CHALLENGES:
a: In the comment on the California mega-flood article, restate the passage from "Extreme housing shortages, reflexive" up to and including "for disaster preparedness.", substituting "flood zones" for "floodplains".
b: Convert the listing, from its first line up to and including the line with "annotation: OLIGOCENE bbox=[175, 256, 270, 273]", into a JSON list of strings with one string per line and any blank lines left out.

EXCERPT PROVIDED:
──────
A California Mega-Flood Could Change Everything - aberoham
https://features.weather.com/us-climate-change/california/
======
dredmorbius
Not mentioned in this otherwise excellent and comprehensive article is the
likely outcome of dumping hundreds of thousands if not millions of displaced
climate refugees on a state which has found it impossible to find either
temporary or permanent housing for just a few tens of thousands in the
firestorms of recent yearss.

Extreme housing shortages, reflexive NIBYism to the most modest of density and
new construction proposals, and land costs and use which have driven many into
the most vulnerable floodplains, would make this or numerous similar
widespread catastrophes (fire, earthquake, possibly tropical storms striking
the Southland San Diego - Los Angeles region) utterly catastrophic to many in
California, leading mass to a exodus ... to where, exactly? The US as a whole
would be burdened to cope.

Apart from the meteorological, topographical, and engineering challenges, the
practice of treating real estate as a financial asset rather than an essential
societal infrastructure may come back to bite and hard.

Land tax could address both the housing crisis and shortfall, as well as much
of the funding requirement for disaster preparedness.

[https://en.wikipedia.org/wiki/Land_value_tax](https://en.wikipedia.org/wiki/Land_value_tax)
──────
DATASET ENTRIES:
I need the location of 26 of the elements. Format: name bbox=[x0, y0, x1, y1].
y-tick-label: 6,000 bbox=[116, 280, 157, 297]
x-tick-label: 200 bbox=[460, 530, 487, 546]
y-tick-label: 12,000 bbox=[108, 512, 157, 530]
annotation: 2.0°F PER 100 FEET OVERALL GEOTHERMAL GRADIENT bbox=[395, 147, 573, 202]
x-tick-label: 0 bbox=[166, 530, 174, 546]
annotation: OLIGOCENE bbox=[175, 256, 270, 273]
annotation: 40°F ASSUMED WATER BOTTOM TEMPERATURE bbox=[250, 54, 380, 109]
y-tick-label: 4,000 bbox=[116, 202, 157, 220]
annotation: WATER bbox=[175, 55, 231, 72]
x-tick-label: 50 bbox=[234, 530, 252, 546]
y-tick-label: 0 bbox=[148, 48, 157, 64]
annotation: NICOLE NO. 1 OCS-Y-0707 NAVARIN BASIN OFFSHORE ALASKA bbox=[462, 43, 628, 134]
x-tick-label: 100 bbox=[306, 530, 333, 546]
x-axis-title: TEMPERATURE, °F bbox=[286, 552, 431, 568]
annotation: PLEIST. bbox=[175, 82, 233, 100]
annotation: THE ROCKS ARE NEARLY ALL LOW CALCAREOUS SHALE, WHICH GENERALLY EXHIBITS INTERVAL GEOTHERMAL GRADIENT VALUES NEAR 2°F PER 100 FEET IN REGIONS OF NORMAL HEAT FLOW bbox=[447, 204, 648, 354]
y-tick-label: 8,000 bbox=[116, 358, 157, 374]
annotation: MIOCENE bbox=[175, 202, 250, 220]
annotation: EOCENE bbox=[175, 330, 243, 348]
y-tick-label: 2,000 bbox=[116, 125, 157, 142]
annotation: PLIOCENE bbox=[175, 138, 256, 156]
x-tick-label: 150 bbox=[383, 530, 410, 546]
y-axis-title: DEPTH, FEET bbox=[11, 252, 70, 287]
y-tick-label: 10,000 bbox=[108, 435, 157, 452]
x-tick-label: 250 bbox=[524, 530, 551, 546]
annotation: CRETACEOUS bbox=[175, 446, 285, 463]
──────
FINAL ANSWERS:
a:
Extreme housing shortages, reflexive NIBYism to the most modest of density and
new construction proposals, and land costs and use which have driven many into
the most vulnerable flood zones, would make this or numerous similar
widespread catastrophes (fire, earthquake, possibly tropical storms striking
the Southland San Diego - Los Angeles region) utterly catastrophic to many in
California, leading mass to a exodus ... to where, exactly? The US as a whole
would be burdened to cope.

Apart from the meteorological, topographical, and engineering challenges, the
practice of treating real estate as a financial asset rather than an essential
societal infrastructure may come back to bite and hard.

Land tax could address both the housing crisis and shortfall, as well as much
of the funding requirement for disaster preparedness.

b:
[
  "I need the location of 26 of the elements. Format: name bbox=[x0, y0, x1, y1].",
  "y-tick-label: 6,000 bbox=[116, 280, 157, 297]",
  "x-tick-label: 200 bbox=[460, 530, 487, 546]",
  "y-tick-label: 12,000 bbox=[108, 512, 157, 530]",
  "annotation: 2.0°F PER 100 FEET OVERALL GEOTHERMAL GRADIENT bbox=[395, 147, 573, 202]",
  "x-tick-label: 0 bbox=[166, 530, 174, 546]",
  "annotation: OLIGOCENE bbox=[175, 256, 270, 273]"
]